+++ Material supplied +++
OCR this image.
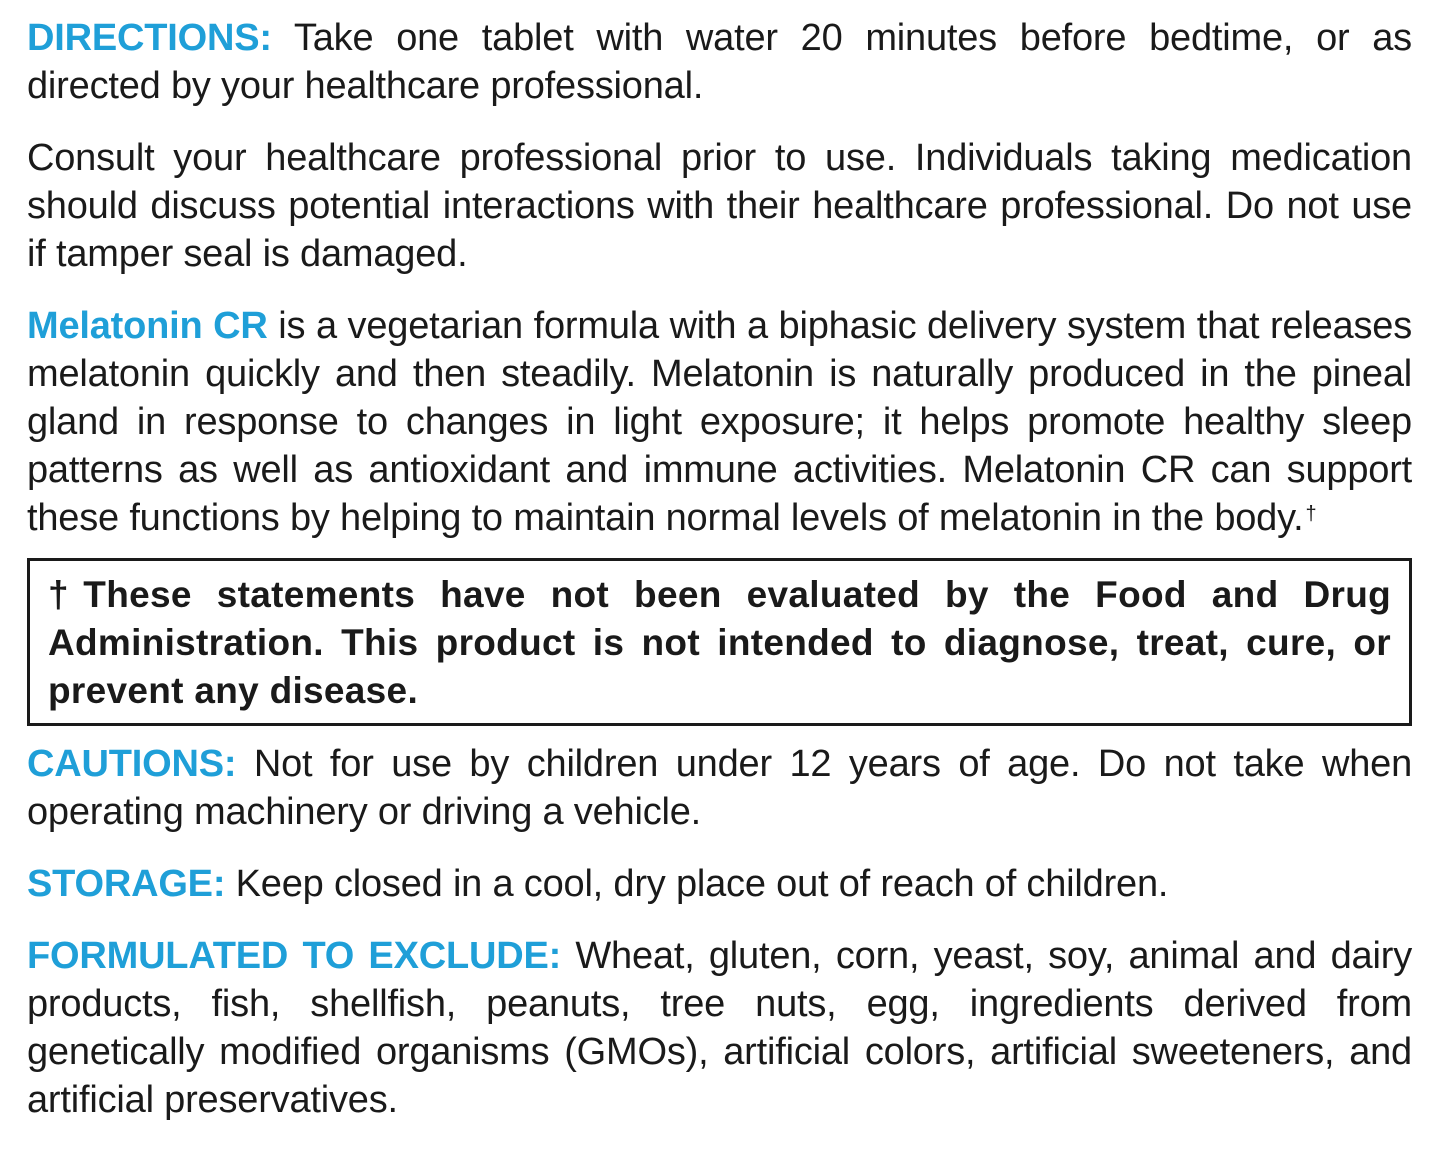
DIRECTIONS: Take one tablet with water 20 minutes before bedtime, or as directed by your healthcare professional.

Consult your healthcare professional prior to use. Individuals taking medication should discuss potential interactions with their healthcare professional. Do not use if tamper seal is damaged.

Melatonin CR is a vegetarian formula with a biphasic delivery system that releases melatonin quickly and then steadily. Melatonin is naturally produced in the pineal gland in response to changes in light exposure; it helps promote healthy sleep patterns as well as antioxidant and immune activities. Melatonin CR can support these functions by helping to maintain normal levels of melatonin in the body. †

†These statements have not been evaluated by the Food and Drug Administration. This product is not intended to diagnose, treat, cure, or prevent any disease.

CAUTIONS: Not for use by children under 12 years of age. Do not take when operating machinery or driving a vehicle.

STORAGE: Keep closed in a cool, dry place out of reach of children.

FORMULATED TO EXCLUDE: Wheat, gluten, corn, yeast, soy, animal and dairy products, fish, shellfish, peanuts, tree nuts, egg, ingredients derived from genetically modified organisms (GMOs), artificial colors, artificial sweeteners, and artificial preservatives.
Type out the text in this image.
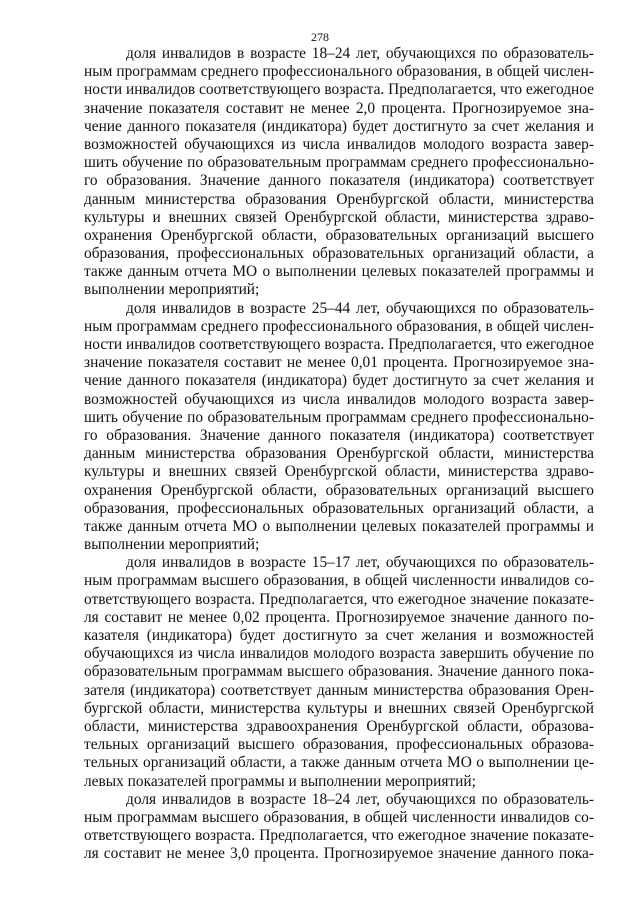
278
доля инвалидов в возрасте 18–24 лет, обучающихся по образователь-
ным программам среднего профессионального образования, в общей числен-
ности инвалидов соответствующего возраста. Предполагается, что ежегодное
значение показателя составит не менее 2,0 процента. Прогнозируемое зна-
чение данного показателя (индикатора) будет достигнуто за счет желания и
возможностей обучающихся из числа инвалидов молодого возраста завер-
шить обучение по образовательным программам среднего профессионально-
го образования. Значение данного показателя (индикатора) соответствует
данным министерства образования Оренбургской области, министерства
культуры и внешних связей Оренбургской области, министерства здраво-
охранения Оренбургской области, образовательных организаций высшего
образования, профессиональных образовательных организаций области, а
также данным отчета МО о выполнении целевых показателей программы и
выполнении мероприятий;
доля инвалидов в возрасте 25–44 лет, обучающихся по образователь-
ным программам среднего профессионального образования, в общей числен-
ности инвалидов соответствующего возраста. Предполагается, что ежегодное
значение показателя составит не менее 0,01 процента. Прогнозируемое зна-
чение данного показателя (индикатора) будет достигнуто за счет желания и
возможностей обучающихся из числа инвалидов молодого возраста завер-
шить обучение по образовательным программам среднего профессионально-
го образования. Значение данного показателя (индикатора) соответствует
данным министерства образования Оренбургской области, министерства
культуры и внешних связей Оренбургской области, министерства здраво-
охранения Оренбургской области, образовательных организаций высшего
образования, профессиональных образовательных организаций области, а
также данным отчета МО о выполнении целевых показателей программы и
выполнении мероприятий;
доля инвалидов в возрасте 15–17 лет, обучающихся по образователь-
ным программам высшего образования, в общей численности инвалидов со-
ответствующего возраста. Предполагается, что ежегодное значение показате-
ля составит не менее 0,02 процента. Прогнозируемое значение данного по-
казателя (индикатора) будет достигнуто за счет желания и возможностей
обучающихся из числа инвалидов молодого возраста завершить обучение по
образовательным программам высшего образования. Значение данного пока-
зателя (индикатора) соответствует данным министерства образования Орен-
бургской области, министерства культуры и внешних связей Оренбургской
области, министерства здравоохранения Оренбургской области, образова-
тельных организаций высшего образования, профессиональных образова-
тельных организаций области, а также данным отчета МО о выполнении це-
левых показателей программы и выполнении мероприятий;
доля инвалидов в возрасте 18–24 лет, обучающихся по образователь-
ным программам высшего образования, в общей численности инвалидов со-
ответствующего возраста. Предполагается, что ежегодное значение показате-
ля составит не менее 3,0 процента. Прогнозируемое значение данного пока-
+++
Except for the pictures, copy the material above exactly.

> Response to this task:
OCR this image.
DIRECTIONS: Take one tablet with water 20 minutes before bedtime, or as directed by your healthcare professional.

Consult your healthcare professional prior to use. Individuals taking medication should discuss potential interactions with their healthcare professional. Do not use if tamper seal is damaged.

Melatonin CR is a vegetarian formula with a biphasic delivery system that releases melatonin quickly and then steadily. Melatonin is naturally produced in the pineal gland in response to changes in light exposure; it helps promote healthy sleep patterns as well as antioxidant and immune activities. Melatonin CR can support these functions by helping to maintain normal levels of melatonin in the body. †

†These statements have not been evaluated by the Food and Drug Administration. This product is not intended to diagnose, treat, cure, or prevent any disease.

CAUTIONS: Not for use by children under 12 years of age. Do not take when operating machinery or driving a vehicle.

STORAGE: Keep closed in a cool, dry place out of reach of children.

FORMULATED TO EXCLUDE: Wheat, gluten, corn, yeast, soy, animal and dairy products, fish, shellfish, peanuts, tree nuts, egg, ingredients derived from genetically modified organisms (GMOs), artificial colors, artificial sweeteners, and artificial preservatives.
Type out the text in this image.
278
доля инвалидов в возрасте 18–24 лет, обучающихся по образователь-
ным программам среднего профессионального образования, в общей числен-
ности инвалидов соответствующего возраста. Предполагается, что ежегодное
значение показателя составит не менее 2,0 процента. Прогнозируемое зна-
чение данного показателя (индикатора) будет достигнуто за счет желания и
возможностей обучающихся из числа инвалидов молодого возраста завер-
шить обучение по образовательным программам среднего профессионально-
го образования. Значение данного показателя (индикатора) соответствует
данным министерства образования Оренбургской области, министерства
культуры и внешних связей Оренбургской области, министерства здраво-
охранения Оренбургской области, образовательных организаций высшего
образования, профессиональных образовательных организаций области, а
также данным отчета МО о выполнении целевых показателей программы и
выполнении мероприятий;
доля инвалидов в возрасте 25–44 лет, обучающихся по образователь-
ным программам среднего профессионального образования, в общей числен-
ности инвалидов соответствующего возраста. Предполагается, что ежегодное
значение показателя составит не менее 0,01 процента. Прогнозируемое зна-
чение данного показателя (индикатора) будет достигнуто за счет желания и
возможностей обучающихся из числа инвалидов молодого возраста завер-
шить обучение по образовательным программам среднего профессионально-
го образования. Значение данного показателя (индикатора) соответствует
данным министерства образования Оренбургской области, министерства
культуры и внешних связей Оренбургской области, министерства здраво-
охранения Оренбургской области, образовательных организаций высшего
образования, профессиональных образовательных организаций области, а
также данным отчета МО о выполнении целевых показателей программы и
выполнении мероприятий;
доля инвалидов в возрасте 15–17 лет, обучающихся по образователь-
ным программам высшего образования, в общей численности инвалидов со-
ответствующего возраста. Предполагается, что ежегодное значение показате-
ля составит не менее 0,02 процента. Прогнозируемое значение данного по-
казателя (индикатора) будет достигнуто за счет желания и возможностей
обучающихся из числа инвалидов молодого возраста завершить обучение по
образовательным программам высшего образования. Значение данного пока-
зателя (индикатора) соответствует данным министерства образования Орен-
бургской области, министерства культуры и внешних связей Оренбургской
области, министерства здравоохранения Оренбургской области, образова-
тельных организаций высшего образования, профессиональных образова-
тельных организаций области, а также данным отчета МО о выполнении це-
левых показателей программы и выполнении мероприятий;
доля инвалидов в возрасте 18–24 лет, обучающихся по образователь-
ным программам высшего образования, в общей численности инвалидов со-
ответствующего возраста. Предполагается, что ежегодное значение показате-
ля составит не менее 3,0 процента. Прогнозируемое значение данного пока-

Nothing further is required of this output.